Stored records:

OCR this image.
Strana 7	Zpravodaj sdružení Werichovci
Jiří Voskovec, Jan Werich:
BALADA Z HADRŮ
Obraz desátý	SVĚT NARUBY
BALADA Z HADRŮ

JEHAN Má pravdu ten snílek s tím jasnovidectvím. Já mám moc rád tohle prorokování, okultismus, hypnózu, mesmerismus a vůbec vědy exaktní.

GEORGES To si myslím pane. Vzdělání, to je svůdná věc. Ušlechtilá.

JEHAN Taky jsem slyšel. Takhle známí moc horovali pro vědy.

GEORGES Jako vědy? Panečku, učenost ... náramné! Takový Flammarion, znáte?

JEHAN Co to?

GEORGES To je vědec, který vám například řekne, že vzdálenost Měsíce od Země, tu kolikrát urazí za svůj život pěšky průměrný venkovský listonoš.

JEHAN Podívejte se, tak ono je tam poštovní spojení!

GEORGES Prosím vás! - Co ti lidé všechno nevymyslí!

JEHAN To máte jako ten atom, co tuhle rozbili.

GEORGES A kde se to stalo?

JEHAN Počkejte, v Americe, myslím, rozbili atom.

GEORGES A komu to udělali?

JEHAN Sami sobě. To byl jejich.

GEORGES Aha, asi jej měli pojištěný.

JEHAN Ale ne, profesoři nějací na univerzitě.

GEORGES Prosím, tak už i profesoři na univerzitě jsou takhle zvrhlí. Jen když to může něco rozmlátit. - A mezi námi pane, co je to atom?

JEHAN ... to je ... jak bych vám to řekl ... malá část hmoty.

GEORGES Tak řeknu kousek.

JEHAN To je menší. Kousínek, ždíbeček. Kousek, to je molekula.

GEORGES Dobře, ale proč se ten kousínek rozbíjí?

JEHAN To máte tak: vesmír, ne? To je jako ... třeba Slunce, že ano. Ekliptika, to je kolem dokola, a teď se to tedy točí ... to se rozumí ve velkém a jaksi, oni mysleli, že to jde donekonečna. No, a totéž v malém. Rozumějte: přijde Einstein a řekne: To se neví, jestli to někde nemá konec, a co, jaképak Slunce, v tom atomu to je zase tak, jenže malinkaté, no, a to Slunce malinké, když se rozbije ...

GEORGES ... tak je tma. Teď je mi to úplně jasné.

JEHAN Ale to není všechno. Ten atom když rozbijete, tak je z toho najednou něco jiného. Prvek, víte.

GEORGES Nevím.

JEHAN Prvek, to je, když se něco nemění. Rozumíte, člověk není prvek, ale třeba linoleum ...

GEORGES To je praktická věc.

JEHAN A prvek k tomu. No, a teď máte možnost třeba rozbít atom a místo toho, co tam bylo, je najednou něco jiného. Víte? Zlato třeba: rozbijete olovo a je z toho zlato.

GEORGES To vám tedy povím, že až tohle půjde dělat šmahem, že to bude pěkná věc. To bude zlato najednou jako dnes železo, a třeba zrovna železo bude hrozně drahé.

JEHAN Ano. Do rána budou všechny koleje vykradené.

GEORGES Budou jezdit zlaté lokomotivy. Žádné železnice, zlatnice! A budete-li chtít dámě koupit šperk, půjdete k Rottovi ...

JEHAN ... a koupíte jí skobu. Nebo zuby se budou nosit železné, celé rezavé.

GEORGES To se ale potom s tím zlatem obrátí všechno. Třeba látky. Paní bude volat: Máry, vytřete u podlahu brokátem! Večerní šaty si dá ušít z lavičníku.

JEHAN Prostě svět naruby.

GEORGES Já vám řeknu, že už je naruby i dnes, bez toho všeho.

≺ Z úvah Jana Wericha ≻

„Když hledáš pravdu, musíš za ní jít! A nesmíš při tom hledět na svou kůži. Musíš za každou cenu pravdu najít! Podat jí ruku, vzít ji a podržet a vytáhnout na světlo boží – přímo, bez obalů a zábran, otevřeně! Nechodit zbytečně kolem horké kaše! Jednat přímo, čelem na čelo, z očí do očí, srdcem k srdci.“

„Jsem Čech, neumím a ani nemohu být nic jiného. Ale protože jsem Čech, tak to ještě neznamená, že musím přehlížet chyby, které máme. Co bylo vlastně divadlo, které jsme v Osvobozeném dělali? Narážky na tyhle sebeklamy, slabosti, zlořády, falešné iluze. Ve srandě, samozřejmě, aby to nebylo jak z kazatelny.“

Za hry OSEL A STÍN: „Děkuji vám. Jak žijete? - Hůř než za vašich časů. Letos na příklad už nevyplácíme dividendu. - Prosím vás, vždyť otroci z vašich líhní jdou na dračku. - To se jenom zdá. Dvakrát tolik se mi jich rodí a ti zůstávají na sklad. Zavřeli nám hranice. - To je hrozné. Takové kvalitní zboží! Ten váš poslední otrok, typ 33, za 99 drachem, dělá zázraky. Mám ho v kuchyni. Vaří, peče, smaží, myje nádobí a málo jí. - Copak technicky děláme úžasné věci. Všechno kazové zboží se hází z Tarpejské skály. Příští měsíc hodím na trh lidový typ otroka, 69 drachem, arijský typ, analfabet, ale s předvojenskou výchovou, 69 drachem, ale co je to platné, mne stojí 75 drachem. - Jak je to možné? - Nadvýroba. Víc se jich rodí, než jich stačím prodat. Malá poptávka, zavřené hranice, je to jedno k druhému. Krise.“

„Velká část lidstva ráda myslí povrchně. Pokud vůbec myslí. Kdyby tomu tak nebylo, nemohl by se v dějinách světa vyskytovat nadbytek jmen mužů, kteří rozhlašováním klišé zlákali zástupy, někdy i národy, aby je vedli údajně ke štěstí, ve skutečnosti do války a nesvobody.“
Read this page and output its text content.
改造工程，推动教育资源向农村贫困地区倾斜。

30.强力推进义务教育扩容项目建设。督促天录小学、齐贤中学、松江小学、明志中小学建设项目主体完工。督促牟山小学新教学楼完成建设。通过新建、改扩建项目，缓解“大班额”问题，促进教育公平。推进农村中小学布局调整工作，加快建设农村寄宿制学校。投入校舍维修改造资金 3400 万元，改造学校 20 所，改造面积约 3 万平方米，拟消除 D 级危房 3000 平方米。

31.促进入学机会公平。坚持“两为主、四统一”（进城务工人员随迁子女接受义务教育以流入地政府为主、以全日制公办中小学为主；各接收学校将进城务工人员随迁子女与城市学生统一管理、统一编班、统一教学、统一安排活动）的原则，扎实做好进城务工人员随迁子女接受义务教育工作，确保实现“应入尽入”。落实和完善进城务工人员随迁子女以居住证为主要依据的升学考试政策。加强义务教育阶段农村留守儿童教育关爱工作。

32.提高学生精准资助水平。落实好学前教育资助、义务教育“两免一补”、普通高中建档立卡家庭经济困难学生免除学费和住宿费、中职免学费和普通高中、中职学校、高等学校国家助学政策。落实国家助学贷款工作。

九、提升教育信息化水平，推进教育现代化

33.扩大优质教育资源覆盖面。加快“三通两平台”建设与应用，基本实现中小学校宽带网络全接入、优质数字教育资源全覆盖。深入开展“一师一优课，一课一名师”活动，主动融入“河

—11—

GOAL OF THE EXERCISE:
Reproduce exactly the lines from the one containing "Read this page and output its text content." through the last line of the records above, including both, and nothing else.

RESULT OF THE TASK:
Read this page and output its text content.
改造工程，推动教育资源向农村贫困地区倾斜。

30.强力推进义务教育扩容项目建设。督促天录小学、齐贤中学、松江小学、明志中小学建设项目主体完工。督促牟山小学新教学楼完成建设。通过新建、改扩建项目，缓解“大班额”问题，促进教育公平。推进农村中小学布局调整工作，加快建设农村寄宿制学校。投入校舍维修改造资金 3400 万元，改造学校 20 所，改造面积约 3 万平方米，拟消除 D 级危房 3000 平方米。

31.促进入学机会公平。坚持“两为主、四统一”（进城务工人员随迁子女接受义务教育以流入地政府为主、以全日制公办中小学为主；各接收学校将进城务工人员随迁子女与城市学生统一管理、统一编班、统一教学、统一安排活动）的原则，扎实做好进城务工人员随迁子女接受义务教育工作，确保实现“应入尽入”。落实和完善进城务工人员随迁子女以居住证为主要依据的升学考试政策。加强义务教育阶段农村留守儿童教育关爱工作。

32.提高学生精准资助水平。落实好学前教育资助、义务教育“两免一补”、普通高中建档立卡家庭经济困难学生免除学费和住宿费、中职免学费和普通高中、中职学校、高等学校国家助学政策。落实国家助学贷款工作。

九、提升教育信息化水平，推进教育现代化

33.扩大优质教育资源覆盖面。加快“三通两平台”建设与应用，基本实现中小学校宽带网络全接入、优质数字教育资源全覆盖。深入开展“一师一优课，一课一名师”活动，主动融入“河

—11—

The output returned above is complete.